## Supplied data
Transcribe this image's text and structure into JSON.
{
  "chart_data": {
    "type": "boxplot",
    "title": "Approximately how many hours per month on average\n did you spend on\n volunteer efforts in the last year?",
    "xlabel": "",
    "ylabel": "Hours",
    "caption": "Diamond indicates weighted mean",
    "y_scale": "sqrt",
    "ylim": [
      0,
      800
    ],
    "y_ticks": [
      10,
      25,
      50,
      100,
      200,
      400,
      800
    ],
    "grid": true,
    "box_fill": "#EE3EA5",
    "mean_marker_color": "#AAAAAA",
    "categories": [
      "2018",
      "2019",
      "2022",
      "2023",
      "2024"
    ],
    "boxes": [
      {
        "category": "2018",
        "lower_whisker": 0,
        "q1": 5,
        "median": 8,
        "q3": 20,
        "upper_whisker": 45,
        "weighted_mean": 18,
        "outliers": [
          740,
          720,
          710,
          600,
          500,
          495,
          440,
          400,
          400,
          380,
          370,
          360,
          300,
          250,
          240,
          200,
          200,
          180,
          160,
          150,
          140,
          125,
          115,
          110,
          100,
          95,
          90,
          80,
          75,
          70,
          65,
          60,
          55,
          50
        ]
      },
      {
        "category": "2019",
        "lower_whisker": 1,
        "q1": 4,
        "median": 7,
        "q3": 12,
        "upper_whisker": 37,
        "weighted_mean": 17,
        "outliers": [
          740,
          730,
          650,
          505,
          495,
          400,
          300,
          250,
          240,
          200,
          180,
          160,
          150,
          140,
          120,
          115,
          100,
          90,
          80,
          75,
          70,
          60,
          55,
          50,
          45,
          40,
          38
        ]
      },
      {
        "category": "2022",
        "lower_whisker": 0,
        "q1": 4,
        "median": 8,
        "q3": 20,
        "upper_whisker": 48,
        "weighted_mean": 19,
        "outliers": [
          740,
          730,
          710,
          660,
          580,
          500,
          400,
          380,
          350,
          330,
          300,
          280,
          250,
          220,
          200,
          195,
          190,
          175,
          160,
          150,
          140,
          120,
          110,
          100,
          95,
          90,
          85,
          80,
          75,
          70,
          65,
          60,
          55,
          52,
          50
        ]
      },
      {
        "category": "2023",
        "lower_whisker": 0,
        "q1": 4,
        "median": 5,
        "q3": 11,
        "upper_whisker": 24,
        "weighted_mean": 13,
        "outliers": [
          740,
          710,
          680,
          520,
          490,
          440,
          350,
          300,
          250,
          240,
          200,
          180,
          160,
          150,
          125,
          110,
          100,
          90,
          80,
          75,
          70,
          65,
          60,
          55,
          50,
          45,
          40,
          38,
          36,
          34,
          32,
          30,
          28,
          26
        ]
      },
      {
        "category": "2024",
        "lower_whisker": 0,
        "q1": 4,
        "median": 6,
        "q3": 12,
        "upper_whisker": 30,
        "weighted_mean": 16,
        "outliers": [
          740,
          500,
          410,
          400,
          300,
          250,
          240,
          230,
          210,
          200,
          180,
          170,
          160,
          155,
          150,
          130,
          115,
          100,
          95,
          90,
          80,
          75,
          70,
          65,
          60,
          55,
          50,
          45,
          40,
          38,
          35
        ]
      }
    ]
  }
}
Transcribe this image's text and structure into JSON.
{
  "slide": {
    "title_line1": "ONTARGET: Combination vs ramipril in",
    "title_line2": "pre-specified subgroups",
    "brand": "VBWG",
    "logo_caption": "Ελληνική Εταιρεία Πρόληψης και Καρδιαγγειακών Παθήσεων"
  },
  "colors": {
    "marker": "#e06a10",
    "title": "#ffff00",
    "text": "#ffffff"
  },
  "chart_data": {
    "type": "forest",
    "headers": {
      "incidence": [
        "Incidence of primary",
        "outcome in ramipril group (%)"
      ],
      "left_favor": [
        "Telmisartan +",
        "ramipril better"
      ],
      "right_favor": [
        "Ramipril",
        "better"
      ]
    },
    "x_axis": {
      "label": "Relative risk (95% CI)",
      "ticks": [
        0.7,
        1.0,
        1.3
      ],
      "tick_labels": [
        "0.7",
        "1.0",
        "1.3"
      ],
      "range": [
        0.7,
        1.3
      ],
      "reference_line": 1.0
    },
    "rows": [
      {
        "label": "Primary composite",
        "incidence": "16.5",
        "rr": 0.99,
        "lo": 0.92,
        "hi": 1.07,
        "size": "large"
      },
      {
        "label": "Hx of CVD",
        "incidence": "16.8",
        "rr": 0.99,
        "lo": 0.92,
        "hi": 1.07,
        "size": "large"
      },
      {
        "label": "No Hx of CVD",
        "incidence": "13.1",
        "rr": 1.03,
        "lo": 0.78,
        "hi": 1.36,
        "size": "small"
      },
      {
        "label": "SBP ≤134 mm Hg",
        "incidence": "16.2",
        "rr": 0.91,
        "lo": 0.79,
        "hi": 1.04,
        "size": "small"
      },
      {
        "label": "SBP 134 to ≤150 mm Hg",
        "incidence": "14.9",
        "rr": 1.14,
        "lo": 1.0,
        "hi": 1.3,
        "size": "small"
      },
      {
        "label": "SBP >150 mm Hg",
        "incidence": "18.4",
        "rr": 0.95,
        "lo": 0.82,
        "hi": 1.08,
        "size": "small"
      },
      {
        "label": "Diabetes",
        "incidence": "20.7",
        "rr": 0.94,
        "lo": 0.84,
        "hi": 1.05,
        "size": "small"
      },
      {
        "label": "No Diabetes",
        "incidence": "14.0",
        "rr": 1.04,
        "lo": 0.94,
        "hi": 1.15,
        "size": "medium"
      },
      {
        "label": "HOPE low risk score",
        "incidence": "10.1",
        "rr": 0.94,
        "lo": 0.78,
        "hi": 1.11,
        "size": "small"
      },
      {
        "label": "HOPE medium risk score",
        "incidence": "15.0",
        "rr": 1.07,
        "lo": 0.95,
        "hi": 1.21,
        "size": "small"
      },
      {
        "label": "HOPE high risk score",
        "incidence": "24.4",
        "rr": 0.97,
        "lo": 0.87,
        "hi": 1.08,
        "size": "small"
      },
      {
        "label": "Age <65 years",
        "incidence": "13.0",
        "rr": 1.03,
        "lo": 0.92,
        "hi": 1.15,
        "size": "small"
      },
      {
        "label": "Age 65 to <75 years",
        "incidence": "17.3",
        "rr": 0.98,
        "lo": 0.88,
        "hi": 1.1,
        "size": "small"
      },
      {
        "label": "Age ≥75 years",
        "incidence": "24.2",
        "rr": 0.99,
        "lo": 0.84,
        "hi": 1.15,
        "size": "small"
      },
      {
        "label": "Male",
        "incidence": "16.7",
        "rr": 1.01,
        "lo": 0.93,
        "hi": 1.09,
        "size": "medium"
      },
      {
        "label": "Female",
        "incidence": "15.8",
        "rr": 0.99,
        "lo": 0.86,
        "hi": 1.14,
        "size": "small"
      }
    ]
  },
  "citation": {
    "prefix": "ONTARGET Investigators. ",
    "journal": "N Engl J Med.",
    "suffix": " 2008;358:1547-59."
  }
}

## Required work
Above are some records. Print them all exactly.

## Exercise solution
Transcribe this image's text and structure into JSON.
{
  "chart_data": {
    "type": "boxplot",
    "title": "Approximately how many hours per month on average\n did you spend on\n volunteer efforts in the last year?",
    "xlabel": "",
    "ylabel": "Hours",
    "caption": "Diamond indicates weighted mean",
    "y_scale": "sqrt",
    "ylim": [
      0,
      800
    ],
    "y_ticks": [
      10,
      25,
      50,
      100,
      200,
      400,
      800
    ],
    "grid": true,
    "box_fill": "#EE3EA5",
    "mean_marker_color": "#AAAAAA",
    "categories": [
      "2018",
      "2019",
      "2022",
      "2023",
      "2024"
    ],
    "boxes": [
      {
        "category": "2018",
        "lower_whisker": 0,
        "q1": 5,
        "median": 8,
        "q3": 20,
        "upper_whisker": 45,
        "weighted_mean": 18,
        "outliers": [
          740,
          720,
          710,
          600,
          500,
          495,
          440,
          400,
          400,
          380,
          370,
          360,
          300,
          250,
          240,
          200,
          200,
          180,
          160,
          150,
          140,
          125,
          115,
          110,
          100,
          95,
          90,
          80,
          75,
          70,
          65,
          60,
          55,
          50
        ]
      },
      {
        "category": "2019",
        "lower_whisker": 1,
        "q1": 4,
        "median": 7,
        "q3": 12,
        "upper_whisker": 37,
        "weighted_mean": 17,
        "outliers": [
          740,
          730,
          650,
          505,
          495,
          400,
          300,
          250,
          240,
          200,
          180,
          160,
          150,
          140,
          120,
          115,
          100,
          90,
          80,
          75,
          70,
          60,
          55,
          50,
          45,
          40,
          38
        ]
      },
      {
        "category": "2022",
        "lower_whisker": 0,
        "q1": 4,
        "median": 8,
        "q3": 20,
        "upper_whisker": 48,
        "weighted_mean": 19,
        "outliers": [
          740,
          730,
          710,
          660,
          580,
          500,
          400,
          380,
          350,
          330,
          300,
          280,
          250,
          220,
          200,
          195,
          190,
          175,
          160,
          150,
          140,
          120,
          110,
          100,
          95,
          90,
          85,
          80,
          75,
          70,
          65,
          60,
          55,
          52,
          50
        ]
      },
      {
        "category": "2023",
        "lower_whisker": 0,
        "q1": 4,
        "median": 5,
        "q3": 11,
        "upper_whisker": 24,
        "weighted_mean": 13,
        "outliers": [
          740,
          710,
          680,
          520,
          490,
          440,
          350,
          300,
          250,
          240,
          200,
          180,
          160,
          150,
          125,
          110,
          100,
          90,
          80,
          75,
          70,
          65,
          60,
          55,
          50,
          45,
          40,
          38,
          36,
          34,
          32,
          30,
          28,
          26
        ]
      },
      {
        "category": "2024",
        "lower_whisker": 0,
        "q1": 4,
        "median": 6,
        "q3": 12,
        "upper_whisker": 30,
        "weighted_mean": 16,
        "outliers": [
          740,
          500,
          410,
          400,
          300,
          250,
          240,
          230,
          210,
          200,
          180,
          170,
          160,
          155,
          150,
          130,
          115,
          100,
          95,
          90,
          80,
          75,
          70,
          65,
          60,
          55,
          50,
          45,
          40,
          38,
          35
        ]
      }
    ]
  }
}
Transcribe this image's text and structure into JSON.
{
  "slide": {
    "title_line1": "ONTARGET: Combination vs ramipril in",
    "title_line2": "pre-specified subgroups",
    "brand": "VBWG",
    "logo_caption": "Ελληνική Εταιρεία Πρόληψης και Καρδιαγγειακών Παθήσεων"
  },
  "colors": {
    "marker": "#e06a10",
    "title": "#ffff00",
    "text": "#ffffff"
  },
  "chart_data": {
    "type": "forest",
    "headers": {
      "incidence": [
        "Incidence of primary",
        "outcome in ramipril group (%)"
      ],
      "left_favor": [
        "Telmisartan +",
        "ramipril better"
      ],
      "right_favor": [
        "Ramipril",
        "better"
      ]
    },
    "x_axis": {
      "label": "Relative risk (95% CI)",
      "ticks": [
        0.7,
        1.0,
        1.3
      ],
      "tick_labels": [
        "0.7",
        "1.0",
        "1.3"
      ],
      "range": [
        0.7,
        1.3
      ],
      "reference_line": 1.0
    },
    "rows": [
      {
        "label": "Primary composite",
        "incidence": "16.5",
        "rr": 0.99,
        "lo": 0.92,
        "hi": 1.07,
        "size": "large"
      },
      {
        "label": "Hx of CVD",
        "incidence": "16.8",
        "rr": 0.99,
        "lo": 0.92,
        "hi": 1.07,
        "size": "large"
      },
      {
        "label": "No Hx of CVD",
        "incidence": "13.1",
        "rr": 1.03,
        "lo": 0.78,
        "hi": 1.36,
        "size": "small"
      },
      {
        "label": "SBP ≤134 mm Hg",
        "incidence": "16.2",
        "rr": 0.91,
        "lo": 0.79,
        "hi": 1.04,
        "size": "small"
      },
      {
        "label": "SBP 134 to ≤150 mm Hg",
        "incidence": "14.9",
        "rr": 1.14,
        "lo": 1.0,
        "hi": 1.3,
        "size": "small"
      },
      {
        "label": "SBP >150 mm Hg",
        "incidence": "18.4",
        "rr": 0.95,
        "lo": 0.82,
        "hi": 1.08,
        "size": "small"
      },
      {
        "label": "Diabetes",
        "incidence": "20.7",
        "rr": 0.94,
        "lo": 0.84,
        "hi": 1.05,
        "size": "small"
      },
      {
        "label": "No Diabetes",
        "incidence": "14.0",
        "rr": 1.04,
        "lo": 0.94,
        "hi": 1.15,
        "size": "medium"
      },
      {
        "label": "HOPE low risk score",
        "incidence": "10.1",
        "rr": 0.94,
        "lo": 0.78,
        "hi": 1.11,
        "size": "small"
      },
      {
        "label": "HOPE medium risk score",
        "incidence": "15.0",
        "rr": 1.07,
        "lo": 0.95,
        "hi": 1.21,
        "size": "small"
      },
      {
        "label": "HOPE high risk score",
        "incidence": "24.4",
        "rr": 0.97,
        "lo": 0.87,
        "hi": 1.08,
        "size": "small"
      },
      {
        "label": "Age <65 years",
        "incidence": "13.0",
        "rr": 1.03,
        "lo": 0.92,
        "hi": 1.15,
        "size": "small"
      },
      {
        "label": "Age 65 to <75 years",
        "incidence": "17.3",
        "rr": 0.98,
        "lo": 0.88,
        "hi": 1.1,
        "size": "small"
      },
      {
        "label": "Age ≥75 years",
        "incidence": "24.2",
        "rr": 0.99,
        "lo": 0.84,
        "hi": 1.15,
        "size": "small"
      },
      {
        "label": "Male",
        "incidence": "16.7",
        "rr": 1.01,
        "lo": 0.93,
        "hi": 1.09,
        "size": "medium"
      },
      {
        "label": "Female",
        "incidence": "15.8",
        "rr": 0.99,
        "lo": 0.86,
        "hi": 1.14,
        "size": "small"
      }
    ]
  },
  "citation": {
    "prefix": "ONTARGET Investigators. ",
    "journal": "N Engl J Med.",
    "suffix": " 2008;358:1547-59."
  }
}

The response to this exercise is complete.